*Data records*
▼
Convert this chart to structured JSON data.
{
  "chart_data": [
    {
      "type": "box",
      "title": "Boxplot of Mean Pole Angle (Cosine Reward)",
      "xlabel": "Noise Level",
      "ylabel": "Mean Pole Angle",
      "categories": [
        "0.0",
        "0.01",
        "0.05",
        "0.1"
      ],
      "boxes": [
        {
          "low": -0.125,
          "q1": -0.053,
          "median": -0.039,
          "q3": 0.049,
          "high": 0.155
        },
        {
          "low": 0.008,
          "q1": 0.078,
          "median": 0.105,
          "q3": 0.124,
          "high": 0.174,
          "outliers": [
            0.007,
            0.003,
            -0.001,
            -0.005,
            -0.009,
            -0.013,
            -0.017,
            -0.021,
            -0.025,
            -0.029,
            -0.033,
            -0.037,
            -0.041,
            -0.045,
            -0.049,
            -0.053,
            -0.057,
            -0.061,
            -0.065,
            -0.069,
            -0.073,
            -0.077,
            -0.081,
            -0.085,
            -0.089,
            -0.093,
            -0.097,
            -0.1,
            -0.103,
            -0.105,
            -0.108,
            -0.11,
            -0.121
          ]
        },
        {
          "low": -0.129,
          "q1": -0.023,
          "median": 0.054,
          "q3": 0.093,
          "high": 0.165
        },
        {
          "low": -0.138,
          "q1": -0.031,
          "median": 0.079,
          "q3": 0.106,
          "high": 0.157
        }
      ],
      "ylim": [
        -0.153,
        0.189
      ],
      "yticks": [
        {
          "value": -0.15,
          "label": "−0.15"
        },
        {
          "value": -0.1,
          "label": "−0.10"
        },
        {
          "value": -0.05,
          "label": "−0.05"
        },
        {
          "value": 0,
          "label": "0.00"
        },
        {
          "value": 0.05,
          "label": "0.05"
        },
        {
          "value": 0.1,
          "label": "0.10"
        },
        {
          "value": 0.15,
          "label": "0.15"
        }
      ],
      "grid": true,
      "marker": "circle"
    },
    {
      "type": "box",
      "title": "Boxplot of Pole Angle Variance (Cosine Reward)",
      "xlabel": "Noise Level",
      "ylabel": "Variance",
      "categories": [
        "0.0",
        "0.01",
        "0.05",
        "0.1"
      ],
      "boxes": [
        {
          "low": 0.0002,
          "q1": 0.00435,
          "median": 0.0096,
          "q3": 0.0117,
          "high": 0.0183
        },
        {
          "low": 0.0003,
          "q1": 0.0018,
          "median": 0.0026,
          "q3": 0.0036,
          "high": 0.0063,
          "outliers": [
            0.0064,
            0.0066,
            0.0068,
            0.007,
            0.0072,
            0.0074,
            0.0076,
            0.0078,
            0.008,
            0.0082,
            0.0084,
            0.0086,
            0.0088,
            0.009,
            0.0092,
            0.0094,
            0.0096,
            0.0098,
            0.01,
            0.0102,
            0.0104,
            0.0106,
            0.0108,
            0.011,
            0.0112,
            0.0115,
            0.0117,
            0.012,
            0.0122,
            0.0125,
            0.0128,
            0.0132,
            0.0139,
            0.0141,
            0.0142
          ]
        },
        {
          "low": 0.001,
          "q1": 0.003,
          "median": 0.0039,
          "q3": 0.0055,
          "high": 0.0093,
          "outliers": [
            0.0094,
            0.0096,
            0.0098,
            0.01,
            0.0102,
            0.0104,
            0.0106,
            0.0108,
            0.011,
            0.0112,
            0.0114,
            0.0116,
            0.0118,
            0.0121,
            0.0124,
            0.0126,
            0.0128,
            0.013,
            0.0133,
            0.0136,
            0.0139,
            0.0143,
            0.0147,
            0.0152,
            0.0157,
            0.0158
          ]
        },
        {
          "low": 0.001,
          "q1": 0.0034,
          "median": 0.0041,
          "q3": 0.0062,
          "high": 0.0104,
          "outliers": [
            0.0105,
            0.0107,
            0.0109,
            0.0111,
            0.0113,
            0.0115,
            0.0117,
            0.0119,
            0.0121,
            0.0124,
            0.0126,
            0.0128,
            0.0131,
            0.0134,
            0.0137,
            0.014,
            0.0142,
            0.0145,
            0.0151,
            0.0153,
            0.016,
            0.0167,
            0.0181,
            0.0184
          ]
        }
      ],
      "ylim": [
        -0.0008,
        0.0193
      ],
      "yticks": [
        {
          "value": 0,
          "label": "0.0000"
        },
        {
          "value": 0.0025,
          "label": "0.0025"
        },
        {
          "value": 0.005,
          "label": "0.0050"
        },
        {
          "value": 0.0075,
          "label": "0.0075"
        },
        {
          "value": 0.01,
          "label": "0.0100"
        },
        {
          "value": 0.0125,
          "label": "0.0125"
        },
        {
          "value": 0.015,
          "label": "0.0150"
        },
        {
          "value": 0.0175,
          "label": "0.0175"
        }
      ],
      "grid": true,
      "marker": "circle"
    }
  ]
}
▲
*SET EXERCISE*
Print every entry exactly as written.

*RESULT OF THIS TASK*
Convert this chart to structured JSON data.
{
  "chart_data": [
    {
      "type": "box",
      "title": "Boxplot of Mean Pole Angle (Cosine Reward)",
      "xlabel": "Noise Level",
      "ylabel": "Mean Pole Angle",
      "categories": [
        "0.0",
        "0.01",
        "0.05",
        "0.1"
      ],
      "boxes": [
        {
          "low": -0.125,
          "q1": -0.053,
          "median": -0.039,
          "q3": 0.049,
          "high": 0.155
        },
        {
          "low": 0.008,
          "q1": 0.078,
          "median": 0.105,
          "q3": 0.124,
          "high": 0.174,
          "outliers": [
            0.007,
            0.003,
            -0.001,
            -0.005,
            -0.009,
            -0.013,
            -0.017,
            -0.021,
            -0.025,
            -0.029,
            -0.033,
            -0.037,
            -0.041,
            -0.045,
            -0.049,
            -0.053,
            -0.057,
            -0.061,
            -0.065,
            -0.069,
            -0.073,
            -0.077,
            -0.081,
            -0.085,
            -0.089,
            -0.093,
            -0.097,
            -0.1,
            -0.103,
            -0.105,
            -0.108,
            -0.11,
            -0.121
          ]
        },
        {
          "low": -0.129,
          "q1": -0.023,
          "median": 0.054,
          "q3": 0.093,
          "high": 0.165
        },
        {
          "low": -0.138,
          "q1": -0.031,
          "median": 0.079,
          "q3": 0.106,
          "high": 0.157
        }
      ],
      "ylim": [
        -0.153,
        0.189
      ],
      "yticks": [
        {
          "value": -0.15,
          "label": "−0.15"
        },
        {
          "value": -0.1,
          "label": "−0.10"
        },
        {
          "value": -0.05,
          "label": "−0.05"
        },
        {
          "value": 0,
          "label": "0.00"
        },
        {
          "value": 0.05,
          "label": "0.05"
        },
        {
          "value": 0.1,
          "label": "0.10"
        },
        {
          "value": 0.15,
          "label": "0.15"
        }
      ],
      "grid": true,
      "marker": "circle"
    },
    {
      "type": "box",
      "title": "Boxplot of Pole Angle Variance (Cosine Reward)",
      "xlabel": "Noise Level",
      "ylabel": "Variance",
      "categories": [
        "0.0",
        "0.01",
        "0.05",
        "0.1"
      ],
      "boxes": [
        {
          "low": 0.0002,
          "q1": 0.00435,
          "median": 0.0096,
          "q3": 0.0117,
          "high": 0.0183
        },
        {
          "low": 0.0003,
          "q1": 0.0018,
          "median": 0.0026,
          "q3": 0.0036,
          "high": 0.0063,
          "outliers": [
            0.0064,
            0.0066,
            0.0068,
            0.007,
            0.0072,
            0.0074,
            0.0076,
            0.0078,
            0.008,
            0.0082,
            0.0084,
            0.0086,
            0.0088,
            0.009,
            0.0092,
            0.0094,
            0.0096,
            0.0098,
            0.01,
            0.0102,
            0.0104,
            0.0106,
            0.0108,
            0.011,
            0.0112,
            0.0115,
            0.0117,
            0.012,
            0.0122,
            0.0125,
            0.0128,
            0.0132,
            0.0139,
            0.0141,
            0.0142
          ]
        },
        {
          "low": 0.001,
          "q1": 0.003,
          "median": 0.0039,
          "q3": 0.0055,
          "high": 0.0093,
          "outliers": [
            0.0094,
            0.0096,
            0.0098,
            0.01,
            0.0102,
            0.0104,
            0.0106,
            0.0108,
            0.011,
            0.0112,
            0.0114,
            0.0116,
            0.0118,
            0.0121,
            0.0124,
            0.0126,
            0.0128,
            0.013,
            0.0133,
            0.0136,
            0.0139,
            0.0143,
            0.0147,
            0.0152,
            0.0157,
            0.0158
          ]
        },
        {
          "low": 0.001,
          "q1": 0.0034,
          "median": 0.0041,
          "q3": 0.0062,
          "high": 0.0104,
          "outliers": [
            0.0105,
            0.0107,
            0.0109,
            0.0111,
            0.0113,
            0.0115,
            0.0117,
            0.0119,
            0.0121,
            0.0124,
            0.0126,
            0.0128,
            0.0131,
            0.0134,
            0.0137,
            0.014,
            0.0142,
            0.0145,
            0.0151,
            0.0153,
            0.016,
            0.0167,
            0.0181,
            0.0184
          ]
        }
      ],
      "ylim": [
        -0.0008,
        0.0193
      ],
      "yticks": [
        {
          "value": 0,
          "label": "0.0000"
        },
        {
          "value": 0.0025,
          "label": "0.0025"
        },
        {
          "value": 0.005,
          "label": "0.0050"
        },
        {
          "value": 0.0075,
          "label": "0.0075"
        },
        {
          "value": 0.01,
          "label": "0.0100"
        },
        {
          "value": 0.0125,
          "label": "0.0125"
        },
        {
          "value": 0.015,
          "label": "0.0150"
        },
        {
          "value": 0.0175,
          "label": "0.0175"
        }
      ],
      "grid": true,
      "marker": "circle"
    }
  ]
}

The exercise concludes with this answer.